Goal of the exercise |
Check each line of the data for "Polsce" and select those that have it.

+ + + + + + +

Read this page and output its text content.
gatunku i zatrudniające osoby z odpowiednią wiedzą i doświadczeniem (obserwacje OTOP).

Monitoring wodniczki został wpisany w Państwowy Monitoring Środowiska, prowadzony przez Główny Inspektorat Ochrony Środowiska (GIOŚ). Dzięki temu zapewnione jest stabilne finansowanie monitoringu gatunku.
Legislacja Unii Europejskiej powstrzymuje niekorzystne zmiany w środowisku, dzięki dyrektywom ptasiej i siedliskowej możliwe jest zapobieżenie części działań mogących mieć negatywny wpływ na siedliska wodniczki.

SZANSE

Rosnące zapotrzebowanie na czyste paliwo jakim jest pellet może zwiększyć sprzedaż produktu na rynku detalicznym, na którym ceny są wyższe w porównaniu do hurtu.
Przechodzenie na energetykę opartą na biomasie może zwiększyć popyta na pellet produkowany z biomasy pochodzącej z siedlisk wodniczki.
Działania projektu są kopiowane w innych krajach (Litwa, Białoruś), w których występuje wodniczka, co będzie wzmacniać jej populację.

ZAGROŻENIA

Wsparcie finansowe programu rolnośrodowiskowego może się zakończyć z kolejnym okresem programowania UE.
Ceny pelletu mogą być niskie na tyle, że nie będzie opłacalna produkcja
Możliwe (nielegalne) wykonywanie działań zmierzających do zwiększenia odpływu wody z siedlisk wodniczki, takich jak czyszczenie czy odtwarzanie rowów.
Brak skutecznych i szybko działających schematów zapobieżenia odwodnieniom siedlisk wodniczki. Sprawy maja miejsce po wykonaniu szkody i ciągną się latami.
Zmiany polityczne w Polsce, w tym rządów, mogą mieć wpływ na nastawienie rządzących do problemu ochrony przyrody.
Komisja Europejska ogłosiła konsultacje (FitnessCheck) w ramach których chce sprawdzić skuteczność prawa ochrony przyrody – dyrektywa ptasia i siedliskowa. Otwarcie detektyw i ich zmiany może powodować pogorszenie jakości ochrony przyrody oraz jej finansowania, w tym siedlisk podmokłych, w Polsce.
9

+ + + + + + +

Expected output |
Zmiany polityczne w Polsce, w tym rządów, mogą mieć wpływ na nastawienie rządzących do problemu ochrony przyrody.
Komisja Europejska ogłosiła konsultacje (FitnessCheck) w ramach których chce sprawdzić skuteczność prawa ochrony przyrody – dyrektywa ptasia i siedliskowa. Otwarcie detektyw i ich zmiany może powodować pogorszenie jakości ochrony przyrody oraz jej finansowania, w tym siedlisk podmokłych, w Polsce.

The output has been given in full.